◆ **Selected excerpt**:
------------------------------------------------------------------------

Code in

Google Colaboratory

To run the code, you have to download the files from discord to your Google Drive and change the path to which the google colab code connects.

The idea was to use the short files from vaccuum, elephant2 and drums2 that have defined input signals to make sure the analysis is working at its best. And then run that on the ambient file. And other files.

I would like to make a report on the analysis containing: the histogram of timestamps which shows the uneven sampling rate problem, a comparison of using different time intervals to resample datax and data y, a comparison between the results of interpolating (v2) and averaging (v3) the bins, different spectrogram thresholds. And having defined the parameters, the spectrogram, time traces and spectrum of each signal (input and output).

The spectrogram looks very raw, we should try windowing. Figure out what resolution we should be able to get in the spectrogram. X or Y signal? Or a combination?

Why is there a drift in the baseline of X or Y vs time graphs? Try filtering or averaging to even out baseline.

I found two methods to run spectrographic analyisis on uneven sampled data: Nonuniform fast Fourier transform and Lomb-Scargle periodogram (called nufft and plomb in Matlab), it might help if we don't want to do any conversions just know the frequencies in the whole file.

Also: Subir said he cannot get the mouse to record at less than 10ms intervals. Assuming wavelengthx10 samples are needed for correctly recreating the signal, this will let us analyse signals of up to 100ms wavelength (10Hz). Elephant rumbles fundamental frequency is around 10-20Hz. This might be a problem since to cover that range up to 20Hs at x10 we need a 5ms sampling frequency. Is the x10 for correct recreation a hard limit? Or can some processing be done for avaraging or sth?

------------------------------------------------------------------------

Items listed in a dataset

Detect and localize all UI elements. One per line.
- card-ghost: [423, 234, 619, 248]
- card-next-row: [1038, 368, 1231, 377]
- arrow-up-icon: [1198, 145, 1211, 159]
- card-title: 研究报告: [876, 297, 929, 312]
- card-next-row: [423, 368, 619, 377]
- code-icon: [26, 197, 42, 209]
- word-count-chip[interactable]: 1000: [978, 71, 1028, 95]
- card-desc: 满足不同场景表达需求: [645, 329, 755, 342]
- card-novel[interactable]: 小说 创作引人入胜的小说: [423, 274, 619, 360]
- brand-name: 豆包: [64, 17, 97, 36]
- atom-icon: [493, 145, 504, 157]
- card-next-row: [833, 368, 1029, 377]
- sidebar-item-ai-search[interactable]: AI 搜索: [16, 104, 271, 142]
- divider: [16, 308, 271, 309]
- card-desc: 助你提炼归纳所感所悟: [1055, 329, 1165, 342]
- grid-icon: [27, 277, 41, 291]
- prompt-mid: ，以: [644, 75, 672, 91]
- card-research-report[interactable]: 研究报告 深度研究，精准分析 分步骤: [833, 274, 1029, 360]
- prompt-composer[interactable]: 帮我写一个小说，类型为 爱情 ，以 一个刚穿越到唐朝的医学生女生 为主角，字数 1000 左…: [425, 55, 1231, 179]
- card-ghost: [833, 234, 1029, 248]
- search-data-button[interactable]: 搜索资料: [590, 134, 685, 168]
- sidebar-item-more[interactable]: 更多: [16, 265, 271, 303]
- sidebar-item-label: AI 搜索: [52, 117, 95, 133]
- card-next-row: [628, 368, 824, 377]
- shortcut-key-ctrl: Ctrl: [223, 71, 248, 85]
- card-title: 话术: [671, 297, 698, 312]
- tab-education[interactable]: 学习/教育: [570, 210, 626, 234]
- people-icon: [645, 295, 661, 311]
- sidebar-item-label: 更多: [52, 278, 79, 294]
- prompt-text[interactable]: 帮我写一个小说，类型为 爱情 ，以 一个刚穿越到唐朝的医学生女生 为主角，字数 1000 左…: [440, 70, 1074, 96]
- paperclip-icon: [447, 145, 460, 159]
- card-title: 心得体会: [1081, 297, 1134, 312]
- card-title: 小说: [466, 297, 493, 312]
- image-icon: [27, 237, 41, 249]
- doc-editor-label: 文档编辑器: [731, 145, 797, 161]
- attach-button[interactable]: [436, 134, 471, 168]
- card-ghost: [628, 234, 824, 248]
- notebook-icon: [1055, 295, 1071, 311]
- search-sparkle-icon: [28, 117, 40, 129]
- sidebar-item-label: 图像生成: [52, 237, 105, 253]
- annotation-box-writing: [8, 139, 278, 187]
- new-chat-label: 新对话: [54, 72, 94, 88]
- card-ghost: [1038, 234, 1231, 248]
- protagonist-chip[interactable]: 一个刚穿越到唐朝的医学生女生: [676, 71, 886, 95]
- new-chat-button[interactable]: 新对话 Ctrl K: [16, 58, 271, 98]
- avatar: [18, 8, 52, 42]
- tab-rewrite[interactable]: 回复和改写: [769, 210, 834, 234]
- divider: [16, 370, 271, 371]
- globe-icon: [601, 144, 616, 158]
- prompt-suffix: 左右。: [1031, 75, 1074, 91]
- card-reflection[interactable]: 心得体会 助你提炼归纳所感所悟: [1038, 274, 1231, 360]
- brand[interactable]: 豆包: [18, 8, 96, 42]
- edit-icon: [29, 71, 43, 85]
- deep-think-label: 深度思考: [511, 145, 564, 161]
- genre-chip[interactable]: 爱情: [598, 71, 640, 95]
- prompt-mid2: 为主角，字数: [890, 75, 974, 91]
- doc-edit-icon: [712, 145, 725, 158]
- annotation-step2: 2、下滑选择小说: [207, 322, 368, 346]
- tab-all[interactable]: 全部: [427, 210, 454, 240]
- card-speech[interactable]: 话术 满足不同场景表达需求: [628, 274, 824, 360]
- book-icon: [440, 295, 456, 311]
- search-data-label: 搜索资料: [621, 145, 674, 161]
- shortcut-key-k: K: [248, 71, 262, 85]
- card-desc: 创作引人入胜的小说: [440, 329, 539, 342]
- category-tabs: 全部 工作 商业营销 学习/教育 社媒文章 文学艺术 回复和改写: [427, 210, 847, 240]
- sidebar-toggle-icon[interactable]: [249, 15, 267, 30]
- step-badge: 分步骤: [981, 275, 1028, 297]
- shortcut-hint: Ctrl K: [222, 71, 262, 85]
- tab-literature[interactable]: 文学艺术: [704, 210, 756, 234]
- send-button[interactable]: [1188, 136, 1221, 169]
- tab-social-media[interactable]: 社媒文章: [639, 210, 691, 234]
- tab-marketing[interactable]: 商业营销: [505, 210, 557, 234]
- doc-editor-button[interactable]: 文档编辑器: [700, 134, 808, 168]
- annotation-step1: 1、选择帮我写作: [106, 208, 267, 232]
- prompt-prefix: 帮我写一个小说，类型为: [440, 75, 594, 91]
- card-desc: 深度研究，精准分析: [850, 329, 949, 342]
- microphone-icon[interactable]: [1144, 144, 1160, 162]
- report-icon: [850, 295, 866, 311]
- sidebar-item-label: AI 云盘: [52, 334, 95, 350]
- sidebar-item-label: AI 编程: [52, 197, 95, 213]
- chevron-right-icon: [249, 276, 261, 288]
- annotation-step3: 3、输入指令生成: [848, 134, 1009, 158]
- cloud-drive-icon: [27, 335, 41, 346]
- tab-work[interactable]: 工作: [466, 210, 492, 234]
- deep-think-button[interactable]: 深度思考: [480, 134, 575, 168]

------------------------------------------------------------------------

◆ **Problems to solve**:
A. Can you sum up the signal analysis notes in two sentences?
B. Could you retype the signal analysis notes starting with "I would like" and going on through "(input and output)."?

◆ **Responses to the tasks**:
A. The notes explain that running the Google Colab code requires downloading the files from Discord to Google Drive, propose testing the analysis on short files with defined input signals before running it on the ambient file, and list what a report on the analysis should contain. They also raise open issues, including a spectrogram that looks very raw, a drift in the baseline of the X or Y vs time graphs, two methods for spectrographic analysis of unevenly sampled data, and a 10ms mouse recording limit that might be a problem for elephant rumbles with a fundamental frequency around 10-20Hz.

B.
I would like to make a report on the analysis containing: the histogram of timestamps which shows the uneven sampling rate problem, a comparison of using different time intervals to resample datax and data y, a comparison between the results of interpolating (v2) and averaging (v3) the bins, different spectrogram thresholds. And having defined the parameters, the spectrogram, time traces and spectrum of each signal (input and output).